**Dataset items**:

—————

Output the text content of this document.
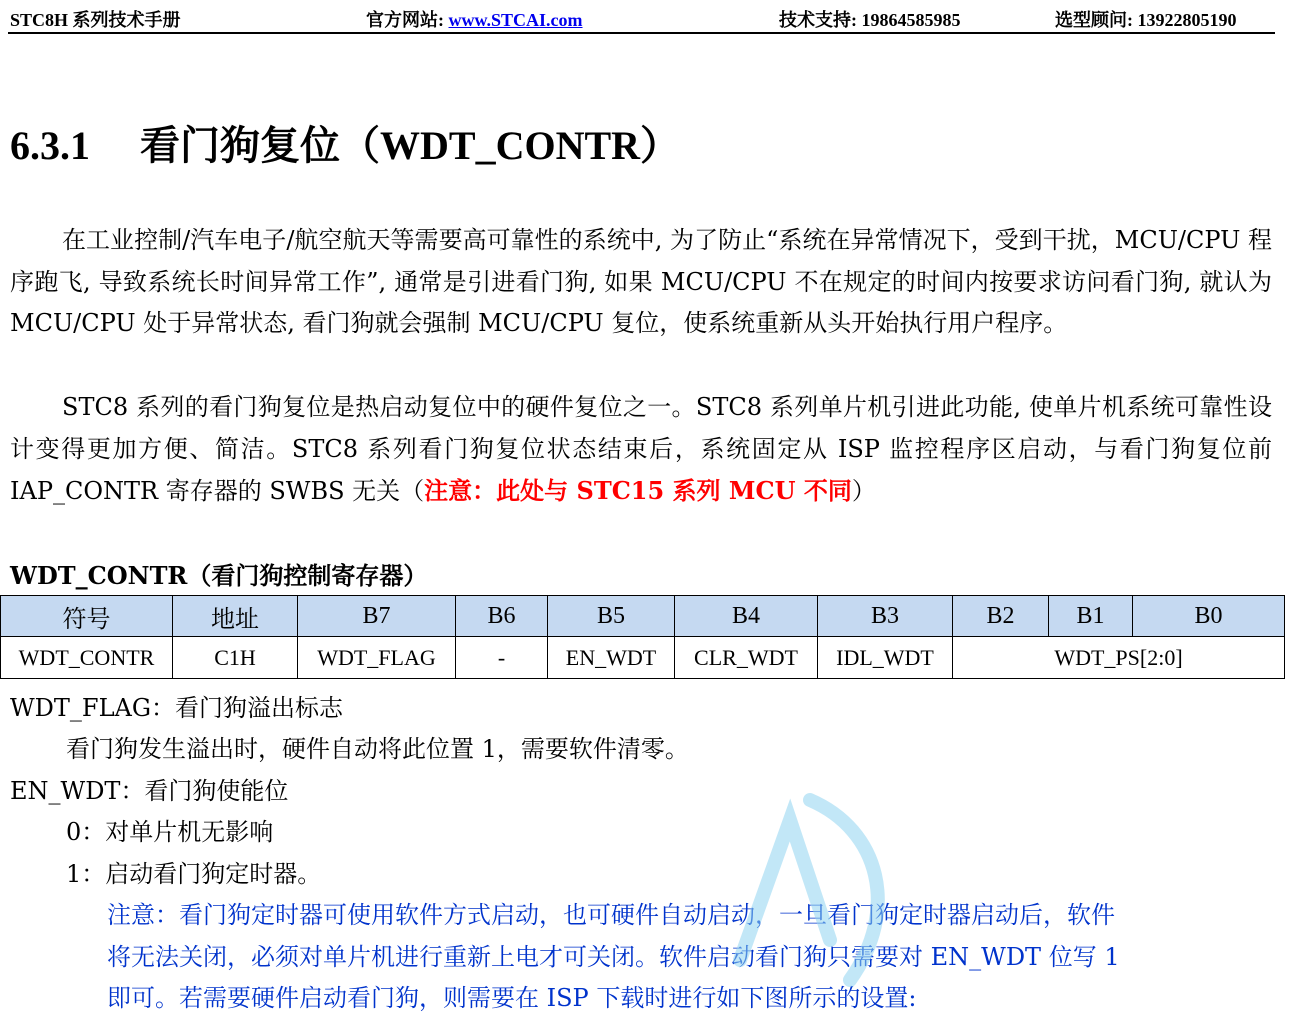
STC8H 系列技术手册	官方网站: www.STCAI.com	技术支持: 19864585985	选型顾问: 13922805190
6.3.1 看门狗复位（WDT_CONTR）

在工业控制/汽车电子/航空航天等需要高可靠性的系统中, 为了防止“系统在异常情况下，受到干扰，MCU/CPU 程序跑飞, 导致系统长时间异常工作”, 通常是引进看门狗, 如果 MCU/CPU 不在规定的时间内按要求访问看门狗, 就认为 MCU/CPU 处于异常状态, 看门狗就会强制 MCU/CPU 复位，使系统重新从头开始执行用户程序。

STC8 系列的看门狗复位是热启动复位中的硬件复位之一。STC8 系列单片机引进此功能, 使单片机系统可靠性设计变得更加方便、简洁。STC8 系列看门狗复位状态结束后，系统固定从 ISP 监控程序区启动，与看门狗复位前 IAP_CONTR 寄存器的 SWBS 无关（注意：此处与 STC15 系列 MCU 不同）

WDT_CONTR（看门狗控制寄存器）
符号	地址	B7	B6	B5	B4	B3	B2	B1	B0
WDT_CONTR	C1H	WDT_FLAG	-	EN_WDT	CLR_WDT	IDL_WDT	WDT_PS[2:0]		
WDT_FLAG：看门狗溢出标志
看门狗发生溢出时，硬件自动将此位置 1，需要软件清零。
EN_WDT：看门狗使能位
0：对单片机无影响
1：启动看门狗定时器。
注意：看门狗定时器可使用软件方式启动，也可硬件自动启动，一旦看门狗定时器启动后，软件
将无法关闭，必须对单片机进行重新上电才可关闭。软件启动看门狗只需要对 EN_WDT 位写 1
即可。若需要硬件启动看门狗，则需要在 ISP 下载时进行如下图所示的设置:
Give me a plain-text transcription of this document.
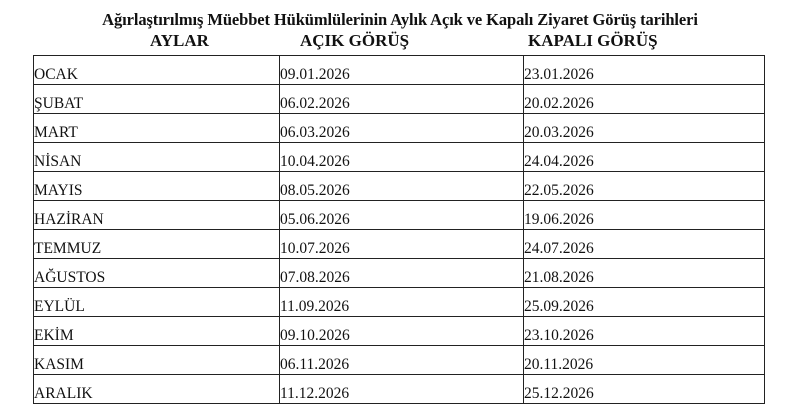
Ağırlaştırılmış Müebbet Hükümlülerinin Aylık Açık ve Kapalı Ziyaret Görüş tarihleri
AYLAR	AÇIK GÖRÜŞ	KAPALI GÖRÜŞ
OCAK	09.01.2026	23.01.2026
ŞUBAT	06.02.2026	20.02.2026
MART	06.03.2026	20.03.2026
NİSAN	10.04.2026	24.04.2026
MAYIS	08.05.2026	22.05.2026
HAZİRAN	05.06.2026	19.06.2026
TEMMUZ	10.07.2026	24.07.2026
AĞUSTOS	07.08.2026	21.08.2026
EYLÜL	11.09.2026	25.09.2026
EKİM	09.10.2026	23.10.2026
KASIM	06.11.2026	20.11.2026
ARALIK	11.12.2026	25.12.2026
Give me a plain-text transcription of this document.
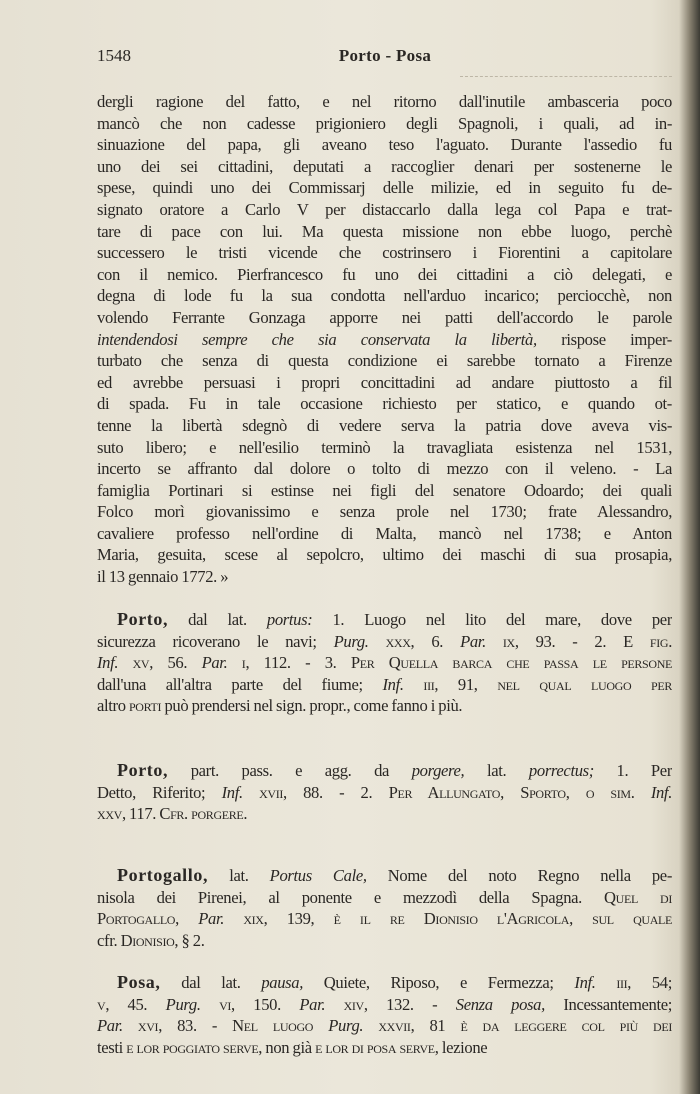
1548	Porto - Posa
dergli ragione del fatto, e nel ritorno dall'inutile ambasceria poco
mancò che non cadesse prigioniero degli Spagnoli, i quali, ad in-
sinuazione del papa, gli aveano teso l'aguato. Durante l'assedio fu
uno dei sei cittadini, deputati a raccoglier denari per sostenerne le
spese, quindi uno dei Commissarj delle milizie, ed in seguito fu de-
signato oratore a Carlo V per distaccarlo dalla lega col Papa e trat-
tare di pace con lui. Ma questa missione non ebbe luogo, perchè
successero le tristi vicende che costrinsero i Fiorentini a capitolare
con il nemico. Pierfrancesco fu uno dei cittadini a ciò delegati, e
degna di lode fu la sua condotta nell'arduo incarico; perciocchè, non
volendo Ferrante Gonzaga apporre nei patti dell'accordo le parole
intendendosi sempre che sia conservata la libertà, rispose imper-
turbato che senza di questa condizione ei sarebbe tornato a Firenze
ed avrebbe persuasi i propri concittadini ad andare piuttosto a fil
di spada. Fu in tale occasione richiesto per statico, e quando ot-
tenne la libertà sdegnò di vedere serva la patria dove aveva vis-
suto libero; e nell'esilio terminò la travagliata esistenza nel 1531,
incerto se affranto dal dolore o tolto di mezzo con il veleno. - La
famiglia Portinari si estinse nei figli del senatore Odoardo; dei quali
Folco morì giovanissimo e senza prole nel 1730; frate Alessandro,
cavaliere professo nell'ordine di Malta, mancò nel 1738; e Anton
Maria, gesuita, scese al sepolcro, ultimo dei maschi di sua prosapia,
il 13 gennaio 1772. »
Porto, dal lat. portus: 1. Luogo nel lito del mare, dove per
sicurezza ricoverano le navi; Purg. xxx, 6. Par. ix, 93. - 2. E fig.
Inf. xv, 56. Par. i, 112. - 3. Per Quella barca che passa le persone
dall'una all'altra parte del fiume; Inf. iii, 91, nel qual luogo per
altro porti può prendersi nel sign. propr., come fanno i più.
Porto, part. pass. e agg. da porgere, lat. porrectus; 1. Per
Detto, Riferito; Inf. xvii, 88. - 2. Per Allungato, Sporto, o sim. Inf.
xxv, 117. Cfr. porgere.
Portogallo, lat. Portus Cale, Nome del noto Regno nella pe-
nisola dei Pirenei, al ponente e mezzodì della Spagna. Quel di
Portogallo, Par. xix, 139, è il re Dionisio l'Agricola, sul quale
cfr. Dionisio, § 2.
Posa, dal lat. pausa, Quiete, Riposo, e Fermezza; Inf. iii, 54;
v, 45. Purg. vi, 150. Par. xiv, 132. - Senza posa, Incessantemente;
Par. xvi, 83. - Nel luogo Purg. xxvii, 81 è da leggere col più dei
testi e lor poggiato serve, non già e lor di posa serve, lezione
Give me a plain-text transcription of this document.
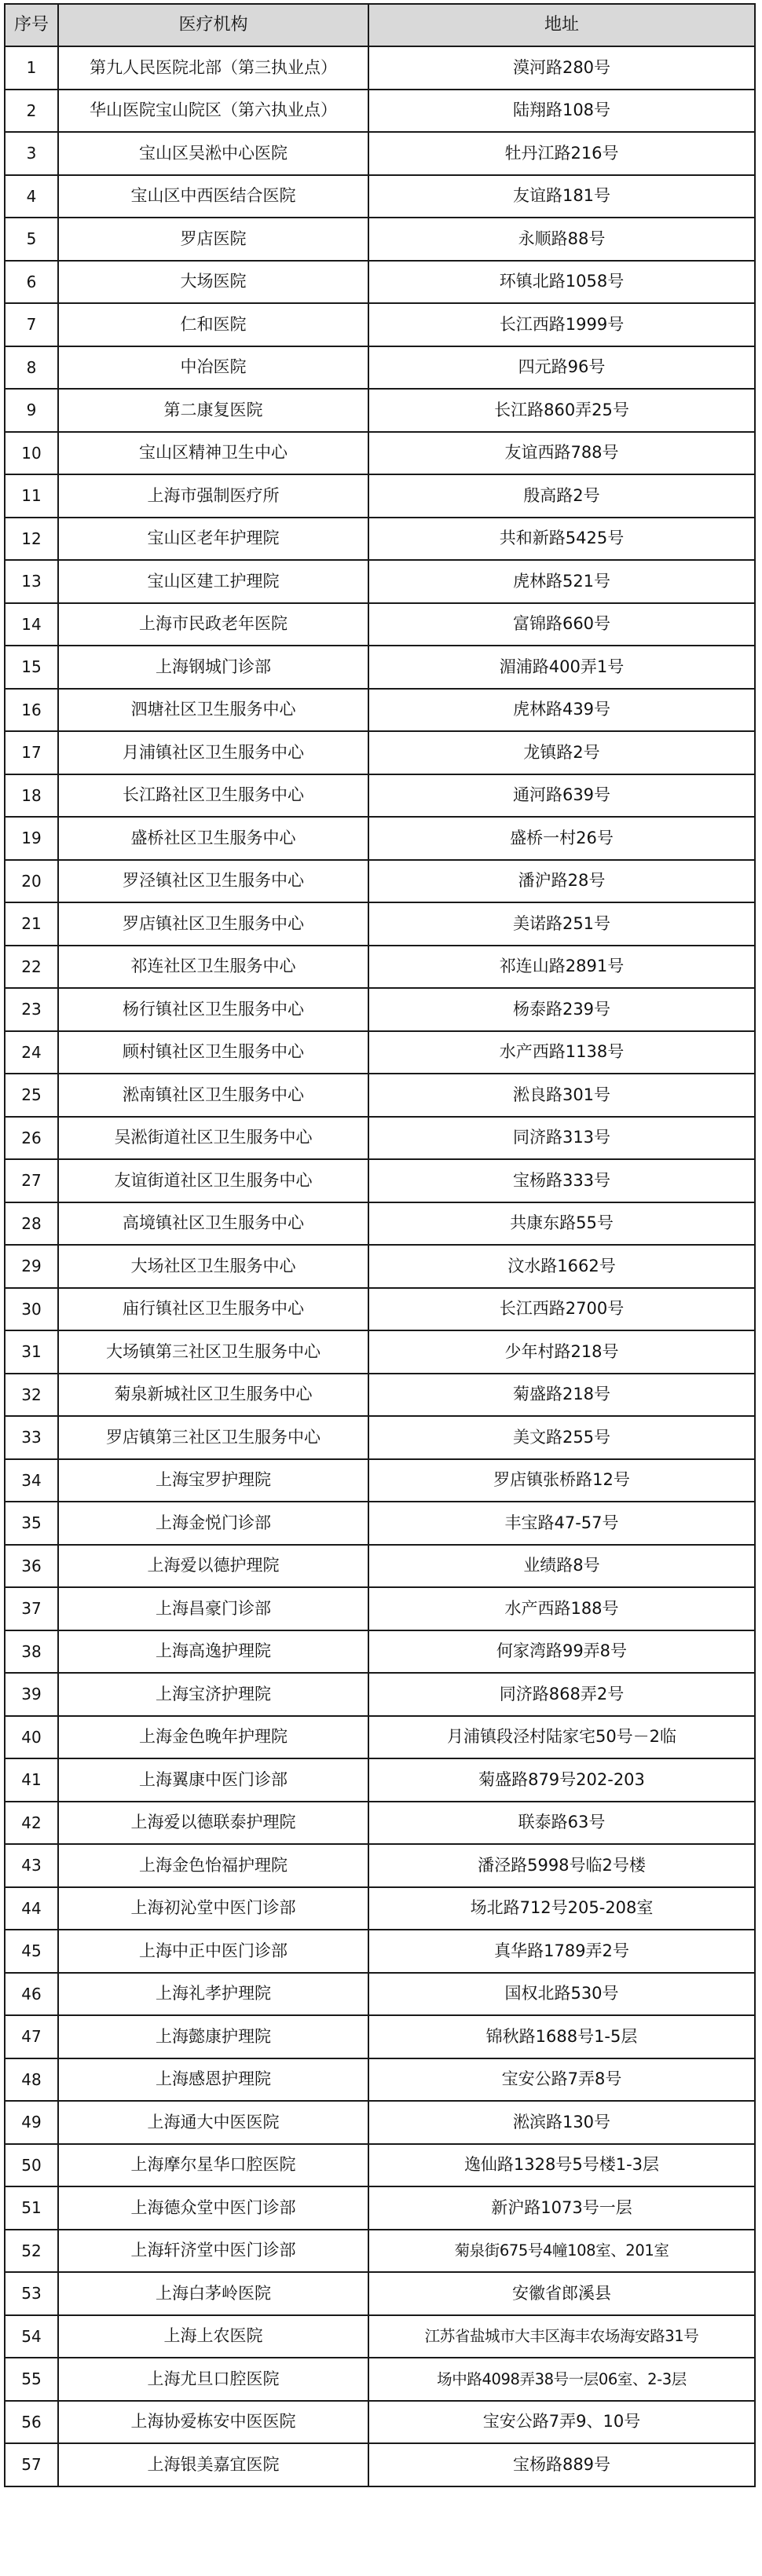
序号	医疗机构	地址
1	第九人民医院北部（第三执业点）	漠河路280号
2	华山医院宝山院区（第六执业点）	陆翔路108号
3	宝山区吴淞中心医院	牡丹江路216号
4	宝山区中西医结合医院	友谊路181号
5	罗店医院	永顺路88号
6	大场医院	环镇北路1058号
7	仁和医院	长江西路1999号
8	中冶医院	四元路96号
9	第二康复医院	长江路860弄25号
10	宝山区精神卫生中心	友谊西路788号
11	上海市强制医疗所	殷高路2号
12	宝山区老年护理院	共和新路5425号
13	宝山区建工护理院	虎林路521号
14	上海市民政老年医院	富锦路660号
15	上海钢城门诊部	湄浦路400弄1号
16	泗塘社区卫生服务中心	虎林路439号
17	月浦镇社区卫生服务中心	龙镇路2号
18	长江路社区卫生服务中心	通河路639号
19	盛桥社区卫生服务中心	盛桥一村26号
20	罗泾镇社区卫生服务中心	潘沪路28号
21	罗店镇社区卫生服务中心	美诺路251号
22	祁连社区卫生服务中心	祁连山路2891号
23	杨行镇社区卫生服务中心	杨泰路239号
24	顾村镇社区卫生服务中心	水产西路1138号
25	淞南镇社区卫生服务中心	淞良路301号
26	吴淞街道社区卫生服务中心	同济路313号
27	友谊街道社区卫生服务中心	宝杨路333号
28	高境镇社区卫生服务中心	共康东路55号
29	大场社区卫生服务中心	汶水路1662号
30	庙行镇社区卫生服务中心	长江西路2700号
31	大场镇第三社区卫生服务中心	少年村路218号
32	菊泉新城社区卫生服务中心	菊盛路218号
33	罗店镇第三社区卫生服务中心	美文路255号
34	上海宝罗护理院	罗店镇张桥路12号
35	上海金悦门诊部	丰宝路47-57号
36	上海爱以德护理院	业绩路8号
37	上海昌豪门诊部	水产西路188号
38	上海高逸护理院	何家湾路99弄8号
39	上海宝济护理院	同济路868弄2号
40	上海金色晚年护理院	月浦镇段泾村陆家宅50号－2临
41	上海翼康中医门诊部	菊盛路879号202-203
42	上海爱以德联泰护理院	联泰路63号
43	上海金色怡福护理院	潘泾路5998号临2号楼
44	上海初沁堂中医门诊部	场北路712号205-208室
45	上海中正中医门诊部	真华路1789弄2号
46	上海礼孝护理院	国权北路530号
47	上海懿康护理院	锦秋路1688号1-5层
48	上海感恩护理院	宝安公路7弄8号
49	上海通大中医医院	淞滨路130号
50	上海摩尔星华口腔医院	逸仙路1328号5号楼1-3层
51	上海德众堂中医门诊部	新沪路1073号一层
52	上海轩济堂中医门诊部	菊泉街675号4幢108室、201室
53	上海白茅岭医院	安徽省郎溪县
54	上海上农医院	江苏省盐城市大丰区海丰农场海安路31号
55	上海尤旦口腔医院	场中路4098弄38号一层06室、2-3层
56	上海协爱栋安中医医院	宝安公路7弄9、10号
57	上海银美嘉宜医院	宝杨路889号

—————

**DIRECTION**: Select and copy every line of the listing with the word "Portogallo".

**ANSWER TO THIS PROBLEM**:
Portogallo, lat. Portus Cale, Nome del noto Regno nella pe-
Portogallo, Par. xix, 139, è il re Dionisio l'Agricola, sul quale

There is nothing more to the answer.